TO BE DONE:
Give the data again, word for word.

INPUT RECORDS:
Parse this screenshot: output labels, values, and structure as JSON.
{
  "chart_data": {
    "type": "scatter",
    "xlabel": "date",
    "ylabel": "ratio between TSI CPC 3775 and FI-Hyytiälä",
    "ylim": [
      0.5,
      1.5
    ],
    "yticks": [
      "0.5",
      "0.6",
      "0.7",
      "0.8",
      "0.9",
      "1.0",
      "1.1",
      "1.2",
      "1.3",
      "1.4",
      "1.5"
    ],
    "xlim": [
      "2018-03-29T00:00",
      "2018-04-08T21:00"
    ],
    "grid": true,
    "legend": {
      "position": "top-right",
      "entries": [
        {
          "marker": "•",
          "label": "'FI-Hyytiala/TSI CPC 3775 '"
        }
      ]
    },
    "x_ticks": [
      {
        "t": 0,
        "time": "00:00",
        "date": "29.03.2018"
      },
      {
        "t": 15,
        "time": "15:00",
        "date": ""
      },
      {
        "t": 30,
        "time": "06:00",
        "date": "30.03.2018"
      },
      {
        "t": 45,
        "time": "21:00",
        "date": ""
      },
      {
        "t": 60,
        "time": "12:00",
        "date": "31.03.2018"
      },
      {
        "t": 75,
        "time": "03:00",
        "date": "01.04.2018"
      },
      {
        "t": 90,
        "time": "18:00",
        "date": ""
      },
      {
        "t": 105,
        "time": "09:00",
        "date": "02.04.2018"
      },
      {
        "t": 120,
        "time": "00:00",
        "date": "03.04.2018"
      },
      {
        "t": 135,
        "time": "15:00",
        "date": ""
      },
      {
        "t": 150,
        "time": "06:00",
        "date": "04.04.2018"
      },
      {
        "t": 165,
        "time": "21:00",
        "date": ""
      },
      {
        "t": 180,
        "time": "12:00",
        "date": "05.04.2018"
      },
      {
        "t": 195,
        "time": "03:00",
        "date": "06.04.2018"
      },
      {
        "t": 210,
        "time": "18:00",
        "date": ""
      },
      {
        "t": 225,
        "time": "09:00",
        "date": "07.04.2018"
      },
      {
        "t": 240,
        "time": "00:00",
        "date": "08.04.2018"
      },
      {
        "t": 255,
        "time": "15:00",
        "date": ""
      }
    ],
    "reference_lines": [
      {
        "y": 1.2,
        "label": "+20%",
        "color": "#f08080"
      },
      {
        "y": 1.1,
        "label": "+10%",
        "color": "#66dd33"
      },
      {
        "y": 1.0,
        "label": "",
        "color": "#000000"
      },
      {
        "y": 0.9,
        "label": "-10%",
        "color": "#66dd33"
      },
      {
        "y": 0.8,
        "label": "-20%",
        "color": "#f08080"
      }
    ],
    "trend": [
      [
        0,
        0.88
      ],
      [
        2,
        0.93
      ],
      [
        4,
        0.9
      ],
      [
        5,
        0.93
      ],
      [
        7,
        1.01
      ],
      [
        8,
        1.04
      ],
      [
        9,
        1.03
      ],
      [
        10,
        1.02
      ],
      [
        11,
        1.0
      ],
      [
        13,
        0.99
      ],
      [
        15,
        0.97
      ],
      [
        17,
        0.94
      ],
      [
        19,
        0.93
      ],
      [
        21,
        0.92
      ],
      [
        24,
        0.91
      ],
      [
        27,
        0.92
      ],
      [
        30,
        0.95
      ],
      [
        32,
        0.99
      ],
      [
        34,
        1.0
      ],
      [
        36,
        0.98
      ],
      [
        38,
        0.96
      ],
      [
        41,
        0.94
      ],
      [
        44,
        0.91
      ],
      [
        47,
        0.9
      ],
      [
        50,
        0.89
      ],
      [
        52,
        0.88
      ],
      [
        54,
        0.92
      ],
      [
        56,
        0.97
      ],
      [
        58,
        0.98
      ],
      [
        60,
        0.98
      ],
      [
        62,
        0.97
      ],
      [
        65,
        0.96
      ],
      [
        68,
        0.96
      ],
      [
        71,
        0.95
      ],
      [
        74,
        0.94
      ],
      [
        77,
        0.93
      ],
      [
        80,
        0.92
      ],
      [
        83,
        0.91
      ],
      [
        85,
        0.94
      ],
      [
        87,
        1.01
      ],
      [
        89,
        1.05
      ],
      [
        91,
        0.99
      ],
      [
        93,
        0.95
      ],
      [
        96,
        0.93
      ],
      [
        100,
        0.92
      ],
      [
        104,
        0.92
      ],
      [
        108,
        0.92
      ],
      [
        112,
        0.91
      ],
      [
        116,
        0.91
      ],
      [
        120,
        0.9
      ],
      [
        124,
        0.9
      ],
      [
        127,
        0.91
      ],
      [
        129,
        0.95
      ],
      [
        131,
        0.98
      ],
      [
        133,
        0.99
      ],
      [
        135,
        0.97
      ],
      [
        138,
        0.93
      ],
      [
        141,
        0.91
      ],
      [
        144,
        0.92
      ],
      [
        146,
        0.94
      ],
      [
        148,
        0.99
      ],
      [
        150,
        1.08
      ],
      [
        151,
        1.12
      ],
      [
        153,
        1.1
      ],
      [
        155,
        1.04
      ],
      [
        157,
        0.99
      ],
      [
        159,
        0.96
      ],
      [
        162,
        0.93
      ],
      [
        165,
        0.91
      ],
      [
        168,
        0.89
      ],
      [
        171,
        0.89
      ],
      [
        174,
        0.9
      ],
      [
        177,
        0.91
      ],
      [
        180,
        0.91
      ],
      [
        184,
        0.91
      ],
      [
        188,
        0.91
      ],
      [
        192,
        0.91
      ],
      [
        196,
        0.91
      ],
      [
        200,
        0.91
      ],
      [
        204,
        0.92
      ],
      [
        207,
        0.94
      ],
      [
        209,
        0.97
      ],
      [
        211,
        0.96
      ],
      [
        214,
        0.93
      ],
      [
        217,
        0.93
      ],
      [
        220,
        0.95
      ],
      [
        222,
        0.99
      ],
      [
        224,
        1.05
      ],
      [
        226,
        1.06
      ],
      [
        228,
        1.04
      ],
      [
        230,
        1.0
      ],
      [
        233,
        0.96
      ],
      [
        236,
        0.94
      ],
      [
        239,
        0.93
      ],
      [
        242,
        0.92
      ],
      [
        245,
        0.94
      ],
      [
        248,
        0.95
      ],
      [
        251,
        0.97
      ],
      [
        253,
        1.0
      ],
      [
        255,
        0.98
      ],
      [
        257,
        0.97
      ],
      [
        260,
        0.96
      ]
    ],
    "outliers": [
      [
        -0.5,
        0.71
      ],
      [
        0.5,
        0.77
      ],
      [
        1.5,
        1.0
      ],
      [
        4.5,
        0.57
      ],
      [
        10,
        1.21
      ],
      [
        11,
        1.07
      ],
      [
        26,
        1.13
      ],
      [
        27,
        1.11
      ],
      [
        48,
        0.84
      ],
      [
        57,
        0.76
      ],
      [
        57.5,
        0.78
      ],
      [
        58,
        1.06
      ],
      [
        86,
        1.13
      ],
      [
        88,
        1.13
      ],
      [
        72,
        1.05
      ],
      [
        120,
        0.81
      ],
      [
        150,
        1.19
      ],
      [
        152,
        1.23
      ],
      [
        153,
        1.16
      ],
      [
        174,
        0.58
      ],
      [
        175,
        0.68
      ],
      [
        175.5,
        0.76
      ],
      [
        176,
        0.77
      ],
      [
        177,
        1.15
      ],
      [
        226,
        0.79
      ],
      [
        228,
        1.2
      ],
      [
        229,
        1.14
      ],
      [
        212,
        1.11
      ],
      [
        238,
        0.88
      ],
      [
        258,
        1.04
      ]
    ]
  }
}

ANSWER FOR THIS EXERCISE:
Parse this screenshot: output labels, values, and structure as JSON.
{
  "chart_data": {
    "type": "scatter",
    "xlabel": "date",
    "ylabel": "ratio between TSI CPC 3775 and FI-Hyytiälä",
    "ylim": [
      0.5,
      1.5
    ],
    "yticks": [
      "0.5",
      "0.6",
      "0.7",
      "0.8",
      "0.9",
      "1.0",
      "1.1",
      "1.2",
      "1.3",
      "1.4",
      "1.5"
    ],
    "xlim": [
      "2018-03-29T00:00",
      "2018-04-08T21:00"
    ],
    "grid": true,
    "legend": {
      "position": "top-right",
      "entries": [
        {
          "marker": "•",
          "label": "'FI-Hyytiala/TSI CPC 3775 '"
        }
      ]
    },
    "x_ticks": [
      {
        "t": 0,
        "time": "00:00",
        "date": "29.03.2018"
      },
      {
        "t": 15,
        "time": "15:00",
        "date": ""
      },
      {
        "t": 30,
        "time": "06:00",
        "date": "30.03.2018"
      },
      {
        "t": 45,
        "time": "21:00",
        "date": ""
      },
      {
        "t": 60,
        "time": "12:00",
        "date": "31.03.2018"
      },
      {
        "t": 75,
        "time": "03:00",
        "date": "01.04.2018"
      },
      {
        "t": 90,
        "time": "18:00",
        "date": ""
      },
      {
        "t": 105,
        "time": "09:00",
        "date": "02.04.2018"
      },
      {
        "t": 120,
        "time": "00:00",
        "date": "03.04.2018"
      },
      {
        "t": 135,
        "time": "15:00",
        "date": ""
      },
      {
        "t": 150,
        "time": "06:00",
        "date": "04.04.2018"
      },
      {
        "t": 165,
        "time": "21:00",
        "date": ""
      },
      {
        "t": 180,
        "time": "12:00",
        "date": "05.04.2018"
      },
      {
        "t": 195,
        "time": "03:00",
        "date": "06.04.2018"
      },
      {
        "t": 210,
        "time": "18:00",
        "date": ""
      },
      {
        "t": 225,
        "time": "09:00",
        "date": "07.04.2018"
      },
      {
        "t": 240,
        "time": "00:00",
        "date": "08.04.2018"
      },
      {
        "t": 255,
        "time": "15:00",
        "date": ""
      }
    ],
    "reference_lines": [
      {
        "y": 1.2,
        "label": "+20%",
        "color": "#f08080"
      },
      {
        "y": 1.1,
        "label": "+10%",
        "color": "#66dd33"
      },
      {
        "y": 1.0,
        "label": "",
        "color": "#000000"
      },
      {
        "y": 0.9,
        "label": "-10%",
        "color": "#66dd33"
      },
      {
        "y": 0.8,
        "label": "-20%",
        "color": "#f08080"
      }
    ],
    "trend": [
      [
        0,
        0.88
      ],
      [
        2,
        0.93
      ],
      [
        4,
        0.9
      ],
      [
        5,
        0.93
      ],
      [
        7,
        1.01
      ],
      [
        8,
        1.04
      ],
      [
        9,
        1.03
      ],
      [
        10,
        1.02
      ],
      [
        11,
        1.0
      ],
      [
        13,
        0.99
      ],
      [
        15,
        0.97
      ],
      [
        17,
        0.94
      ],
      [
        19,
        0.93
      ],
      [
        21,
        0.92
      ],
      [
        24,
        0.91
      ],
      [
        27,
        0.92
      ],
      [
        30,
        0.95
      ],
      [
        32,
        0.99
      ],
      [
        34,
        1.0
      ],
      [
        36,
        0.98
      ],
      [
        38,
        0.96
      ],
      [
        41,
        0.94
      ],
      [
        44,
        0.91
      ],
      [
        47,
        0.9
      ],
      [
        50,
        0.89
      ],
      [
        52,
        0.88
      ],
      [
        54,
        0.92
      ],
      [
        56,
        0.97
      ],
      [
        58,
        0.98
      ],
      [
        60,
        0.98
      ],
      [
        62,
        0.97
      ],
      [
        65,
        0.96
      ],
      [
        68,
        0.96
      ],
      [
        71,
        0.95
      ],
      [
        74,
        0.94
      ],
      [
        77,
        0.93
      ],
      [
        80,
        0.92
      ],
      [
        83,
        0.91
      ],
      [
        85,
        0.94
      ],
      [
        87,
        1.01
      ],
      [
        89,
        1.05
      ],
      [
        91,
        0.99
      ],
      [
        93,
        0.95
      ],
      [
        96,
        0.93
      ],
      [
        100,
        0.92
      ],
      [
        104,
        0.92
      ],
      [
        108,
        0.92
      ],
      [
        112,
        0.91
      ],
      [
        116,
        0.91
      ],
      [
        120,
        0.9
      ],
      [
        124,
        0.9
      ],
      [
        127,
        0.91
      ],
      [
        129,
        0.95
      ],
      [
        131,
        0.98
      ],
      [
        133,
        0.99
      ],
      [
        135,
        0.97
      ],
      [
        138,
        0.93
      ],
      [
        141,
        0.91
      ],
      [
        144,
        0.92
      ],
      [
        146,
        0.94
      ],
      [
        148,
        0.99
      ],
      [
        150,
        1.08
      ],
      [
        151,
        1.12
      ],
      [
        153,
        1.1
      ],
      [
        155,
        1.04
      ],
      [
        157,
        0.99
      ],
      [
        159,
        0.96
      ],
      [
        162,
        0.93
      ],
      [
        165,
        0.91
      ],
      [
        168,
        0.89
      ],
      [
        171,
        0.89
      ],
      [
        174,
        0.9
      ],
      [
        177,
        0.91
      ],
      [
        180,
        0.91
      ],
      [
        184,
        0.91
      ],
      [
        188,
        0.91
      ],
      [
        192,
        0.91
      ],
      [
        196,
        0.91
      ],
      [
        200,
        0.91
      ],
      [
        204,
        0.92
      ],
      [
        207,
        0.94
      ],
      [
        209,
        0.97
      ],
      [
        211,
        0.96
      ],
      [
        214,
        0.93
      ],
      [
        217,
        0.93
      ],
      [
        220,
        0.95
      ],
      [
        222,
        0.99
      ],
      [
        224,
        1.05
      ],
      [
        226,
        1.06
      ],
      [
        228,
        1.04
      ],
      [
        230,
        1.0
      ],
      [
        233,
        0.96
      ],
      [
        236,
        0.94
      ],
      [
        239,
        0.93
      ],
      [
        242,
        0.92
      ],
      [
        245,
        0.94
      ],
      [
        248,
        0.95
      ],
      [
        251,
        0.97
      ],
      [
        253,
        1.0
      ],
      [
        255,
        0.98
      ],
      [
        257,
        0.97
      ],
      [
        260,
        0.96
      ]
    ],
    "outliers": [
      [
        -0.5,
        0.71
      ],
      [
        0.5,
        0.77
      ],
      [
        1.5,
        1.0
      ],
      [
        4.5,
        0.57
      ],
      [
        10,
        1.21
      ],
      [
        11,
        1.07
      ],
      [
        26,
        1.13
      ],
      [
        27,
        1.11
      ],
      [
        48,
        0.84
      ],
      [
        57,
        0.76
      ],
      [
        57.5,
        0.78
      ],
      [
        58,
        1.06
      ],
      [
        86,
        1.13
      ],
      [
        88,
        1.13
      ],
      [
        72,
        1.05
      ],
      [
        120,
        0.81
      ],
      [
        150,
        1.19
      ],
      [
        152,
        1.23
      ],
      [
        153,
        1.16
      ],
      [
        174,
        0.58
      ],
      [
        175,
        0.68
      ],
      [
        175.5,
        0.76
      ],
      [
        176,
        0.77
      ],
      [
        177,
        1.15
      ],
      [
        226,
        0.79
      ],
      [
        228,
        1.2
      ],
      [
        229,
        1.14
      ],
      [
        212,
        1.11
      ],
      [
        238,
        0.88
      ],
      [
        258,
        1.04
      ]
    ]
  }
}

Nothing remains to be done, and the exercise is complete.